Verilen görev 1
Satırlarda "Give bounding boxes" içeren satırla açılıp "piece-white-rook-h1[interactable]: ♜ (244, 185, 300, 251)" içeren satırla kapanan bölümü, "chess-scene" yerine "board-scene" yazarak güncelle. Diğer her şeyi olduğu gibi bırak.

Songül Hatısaru'nun röportaıjı
Röportaj yapan bazı yabancı yayınların kendisinden, "Boğaz'ın paşası" diye söz ettiği Zorlu Holding'in patronu Ahmet Nazif Zorlu'ya, Petkim ihalesinden hemen sonra, Abdülhamit Demir adlı gençten, sert üslupla yazılmış bir e-posta geldi:
"Sayın Nafiz Zorlu Bey, neden karayolları arazisine o kadar parayı saymanıza rağmen daha önemli ve bir milli kuruluşumuz olan Petkim'de çok düşük kaldınız? Sizin için bu şirketlerin ülkemiz şirketlerinin elinde olması mı önemli yoksa bir arazi üzerindeki alışveriş merkezleri mi? Tekrar soruyorum, boş arazi üzerinde anlamsız bir beton yığını mı dikmek daha kârlı ve önemli, yoksa çok önemli bir tesisimizin yabancılara yem yapılması mı?"
'Gelmediler, işsiz kaldın'
Zorlu, üniversite mezunu, işsiz bir gençten gelen bu e-posta'ya çok üzülmüş. Yöneticilerinin 'gerek yok' demelerine karşın, 'bağlayın, konuşacağım' diyerek Abdülhamit Demir'i bizzat aramış:
"Ben Ahmet Nazif Zorlu deyince çok şaşırdı. Beklemiyor. Dedim ki, işsizmişsin ama bir işin olduğunu varsayalım. Sana yeni bir iş daha gösterdiler. Ama ederini çok yükseğe çıkardılar. Alabilirsin ama düşüp bir tarafını da kırabilirsin. Kasada paramız var. Ama yanımızda 27 bin kişi çalışıyor. Yan sanayisiyle birlikte 70 bin kişi bizden ekmek yiyorsa hali hazırdaki işleri sıkıntıya sokma pahasına alır mıydın? Kaldı ki Karayolları da hizmet sektörü işi olacak, burada da binlerce kişi çalışacak. Sonra neden yabancı da gelmesin? O gelmesin, bu gelmesin dedik, bak sen işsiz kaldın. Bana hak verdi."
Abdülhamit Demir, Zorlu'nun yanıtından sonra yeni bir e-posta göndererek, elini sıkmak istediğini belirtmiş. Zorlu, "Çağıracağım, görüşeceğiz. Belki iş de veririz" dedi.
Helikopterle arsa turu
Zorlu, geçen hafta sonu özel helikopteriyle beni ve Ekonomi Müdürümüz İbrahim Ekinci'yi önce Karayolları arsasına götürdü.Üzerinde uçtuğumuz arsaya ciddi para ödediniz. Bu parayı nasıl çıkaracaksınız?

Bir koleksiyondan alınmış veriler:
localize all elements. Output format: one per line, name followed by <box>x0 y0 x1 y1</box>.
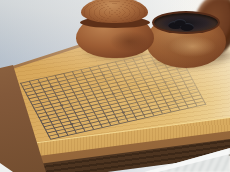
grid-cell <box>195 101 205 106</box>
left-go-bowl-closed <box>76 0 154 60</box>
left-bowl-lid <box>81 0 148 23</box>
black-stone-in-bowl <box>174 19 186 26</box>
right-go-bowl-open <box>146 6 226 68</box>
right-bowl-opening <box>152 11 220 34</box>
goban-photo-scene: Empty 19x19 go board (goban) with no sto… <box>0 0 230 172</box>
==
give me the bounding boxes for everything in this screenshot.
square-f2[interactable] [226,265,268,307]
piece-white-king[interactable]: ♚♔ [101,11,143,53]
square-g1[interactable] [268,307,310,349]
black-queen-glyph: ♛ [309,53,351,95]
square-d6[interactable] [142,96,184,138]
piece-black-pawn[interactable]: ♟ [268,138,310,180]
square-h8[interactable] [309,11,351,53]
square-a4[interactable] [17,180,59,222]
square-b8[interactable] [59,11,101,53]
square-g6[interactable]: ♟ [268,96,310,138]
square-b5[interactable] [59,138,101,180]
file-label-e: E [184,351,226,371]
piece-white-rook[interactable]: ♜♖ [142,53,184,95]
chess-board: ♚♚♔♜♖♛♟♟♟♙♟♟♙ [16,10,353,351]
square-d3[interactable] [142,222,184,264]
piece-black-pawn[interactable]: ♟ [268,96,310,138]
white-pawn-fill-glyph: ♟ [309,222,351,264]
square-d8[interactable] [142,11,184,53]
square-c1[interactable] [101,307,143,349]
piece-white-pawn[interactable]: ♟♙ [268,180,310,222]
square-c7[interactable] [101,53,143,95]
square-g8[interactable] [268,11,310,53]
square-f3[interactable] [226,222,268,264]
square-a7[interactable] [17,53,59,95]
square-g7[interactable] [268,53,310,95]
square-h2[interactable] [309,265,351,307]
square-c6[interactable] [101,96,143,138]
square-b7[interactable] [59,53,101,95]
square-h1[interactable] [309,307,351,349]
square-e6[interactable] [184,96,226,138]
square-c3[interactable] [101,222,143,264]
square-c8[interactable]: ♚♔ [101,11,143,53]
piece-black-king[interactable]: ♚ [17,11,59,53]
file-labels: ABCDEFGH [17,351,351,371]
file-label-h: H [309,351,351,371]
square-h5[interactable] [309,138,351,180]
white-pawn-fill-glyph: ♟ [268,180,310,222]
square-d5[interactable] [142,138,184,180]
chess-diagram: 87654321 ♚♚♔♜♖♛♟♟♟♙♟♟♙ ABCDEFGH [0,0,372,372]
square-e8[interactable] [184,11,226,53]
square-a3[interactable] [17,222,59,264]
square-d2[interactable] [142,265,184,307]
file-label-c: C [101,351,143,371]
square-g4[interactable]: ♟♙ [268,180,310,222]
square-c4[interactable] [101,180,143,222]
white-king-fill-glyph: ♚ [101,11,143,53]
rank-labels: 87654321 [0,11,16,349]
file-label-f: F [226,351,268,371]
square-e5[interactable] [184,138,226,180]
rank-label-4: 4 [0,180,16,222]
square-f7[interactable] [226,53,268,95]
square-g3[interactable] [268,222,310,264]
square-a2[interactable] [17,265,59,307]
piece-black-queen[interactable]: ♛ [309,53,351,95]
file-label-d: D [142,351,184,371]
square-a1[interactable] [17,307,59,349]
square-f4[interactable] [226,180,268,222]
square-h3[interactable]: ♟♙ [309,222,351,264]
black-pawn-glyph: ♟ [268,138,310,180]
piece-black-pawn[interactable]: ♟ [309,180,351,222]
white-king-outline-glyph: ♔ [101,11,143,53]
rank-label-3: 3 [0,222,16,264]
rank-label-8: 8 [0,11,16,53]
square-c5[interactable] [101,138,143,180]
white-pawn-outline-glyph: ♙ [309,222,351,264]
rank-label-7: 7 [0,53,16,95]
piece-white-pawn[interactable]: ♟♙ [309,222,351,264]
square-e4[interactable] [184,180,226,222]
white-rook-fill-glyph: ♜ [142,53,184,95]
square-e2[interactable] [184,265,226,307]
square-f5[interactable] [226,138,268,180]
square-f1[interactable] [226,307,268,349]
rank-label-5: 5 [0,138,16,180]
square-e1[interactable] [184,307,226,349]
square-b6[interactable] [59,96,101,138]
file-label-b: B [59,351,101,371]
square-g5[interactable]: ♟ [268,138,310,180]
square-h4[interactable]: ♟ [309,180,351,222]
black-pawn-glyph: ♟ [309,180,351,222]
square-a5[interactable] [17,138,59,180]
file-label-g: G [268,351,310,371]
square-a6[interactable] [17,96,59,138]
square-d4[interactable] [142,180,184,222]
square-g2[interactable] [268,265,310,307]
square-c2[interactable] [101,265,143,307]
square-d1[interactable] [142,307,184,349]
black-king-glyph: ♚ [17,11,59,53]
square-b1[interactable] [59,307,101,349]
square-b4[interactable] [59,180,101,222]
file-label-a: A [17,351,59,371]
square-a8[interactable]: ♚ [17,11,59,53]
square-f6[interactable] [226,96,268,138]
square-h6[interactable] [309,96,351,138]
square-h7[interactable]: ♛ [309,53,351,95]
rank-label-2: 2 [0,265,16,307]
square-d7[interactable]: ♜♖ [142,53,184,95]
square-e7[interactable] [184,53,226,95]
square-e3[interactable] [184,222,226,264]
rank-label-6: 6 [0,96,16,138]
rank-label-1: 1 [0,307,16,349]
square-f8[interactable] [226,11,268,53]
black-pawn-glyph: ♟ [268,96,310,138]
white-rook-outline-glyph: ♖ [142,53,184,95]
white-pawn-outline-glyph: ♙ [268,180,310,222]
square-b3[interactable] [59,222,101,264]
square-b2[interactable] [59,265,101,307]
--
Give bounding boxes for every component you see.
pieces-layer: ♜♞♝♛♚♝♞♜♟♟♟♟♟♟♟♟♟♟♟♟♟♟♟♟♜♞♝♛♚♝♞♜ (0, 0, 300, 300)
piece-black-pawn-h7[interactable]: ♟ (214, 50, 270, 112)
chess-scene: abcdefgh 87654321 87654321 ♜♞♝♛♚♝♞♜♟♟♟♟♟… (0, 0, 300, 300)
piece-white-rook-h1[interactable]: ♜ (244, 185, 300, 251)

Verilen görev 2
Röportaja göre aşağıdaki soruları yanıtla:
(a) Zorlu'ya sert üslupla yazılmış e-postayı gönderen gencin adı nedir?
(b) Zorlu'nun anlattığına göre yanlarında kaç kişi çalışıyor?
(c) Helikopter turuna katılan Ekonomi Müdürü'nün adı nedir?

Beklenen çıktı 1
Give bounding boxes for every component you see.
pieces-layer: ♜♞♝♛♚♝♞♜♟♟♟♟♟♟♟♟♟♟♟♟♟♟♟♟♜♞♝♛♚♝♞♜ (0, 0, 300, 300)
piece-black-pawn-h7[interactable]: ♟ (214, 50, 270, 112)
board-scene: abcdefgh 87654321 87654321 ♜♞♝♛♚♝♞♜♟♟♟♟♟… (0, 0, 300, 300)
piece-white-rook-h1[interactable]: ♜ (244, 185, 300, 251)

Beklenen çıktı 2
(a) Abdülhamit Demir.
(b) 27 bin kişi.
(c) İbrahim Ekinci.